## Text segment

It is no answer to the bi-partisan embrace of nihilism in Australian politics and culture for us to bleat about society’s ills.

The Son of God offers our atomistic society a true vision of the joy that is possible in this world and the next – the connectedness for which all people yearn, which social media can only ever hope to ape.

Pope Benedict XVI says the antecedents for a happy community and a happy life are built into the world and the human subjects God has created. Addressing Curial officials just after Christmas, the Pope gave a searing analysis of the current state of the world in a discussion of gender difference and complementarity as the bedrock of the family, which is itself the primary society of human flourishing (his full address is featured on Pages 7-9).

In today’s valueless world, the Holy Father noted, “Man and woman as created realities, as the nature of the human being, no longer exist. Man calls his nature into question. From now on he is merely spirit and will.

“The manipulation of nature, which we deplore today where our environment is concerned, now becomes man’s fundamental choice where he himself is concerned. From now on there is only the abstract human being, who chooses for himself what his nature is to be.

“Man and woman in their created state as complementary versions of what it means to be human are disputed. But if there is no pre-ordained duality of man and woman in creation, then neither is the family any longer a reality established by creation.

“Likewise, the child has lost the place he had occupied hitherto and the dignity pertaining to him … From being a subject of rights, the child has become an object to which people have a right and which they have a right to obtain.

“When the freedom to be creative becomes the freedom to create oneself, then necessarily the Maker himself is denied and ultimately man too is stripped of his dignity as a creature of God, as the image of God at the core of his being.

“The defence of the family is about man himself. And it becomes clear that when God is denied, human dignity also disappears,” Pope Benedict said.

What Tony Abbott’s office may wish to be a positive branding exercise – that he is pro-woman because he accepts abortion, contraception and in-vitro fertilisation is a sad excuse for what a great political leader, of any political persuasion, ought to be doing: providing a positive vision of what Australia could be, and not reinforcing the bleak realities which weigh it down.

We are not machines to be manipulated or cajoled at will. We are, even now, a people for whom true joy is possible.

But on both sides of the aisle, we are in want of leaders with vision.

## Data extract
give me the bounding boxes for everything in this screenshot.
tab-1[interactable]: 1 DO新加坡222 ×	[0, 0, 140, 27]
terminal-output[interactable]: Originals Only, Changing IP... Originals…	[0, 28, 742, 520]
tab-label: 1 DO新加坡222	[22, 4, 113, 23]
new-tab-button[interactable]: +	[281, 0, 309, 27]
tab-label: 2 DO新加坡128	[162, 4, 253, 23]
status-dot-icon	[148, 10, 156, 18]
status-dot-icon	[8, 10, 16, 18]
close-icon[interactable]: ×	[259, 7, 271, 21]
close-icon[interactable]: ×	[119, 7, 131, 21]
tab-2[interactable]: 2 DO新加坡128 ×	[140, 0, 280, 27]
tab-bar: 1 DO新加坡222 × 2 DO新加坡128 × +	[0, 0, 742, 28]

## Exercise
Write out the passage of the commentary on nihilism in Australian politics starting with "In today’s valueless" and going on through "nature is to be.".

## Full response
In today’s valueless world, the Holy Father noted, “Man and woman as created realities, as the nature of the human being, no longer exist. Man calls his nature into question. From now on he is merely spirit and will.

“The manipulation of nature, which we deplore today where our environment is concerned, now becomes man’s fundamental choice where he himself is concerned. From now on there is only the abstract human being, who chooses for himself what his nature is to be.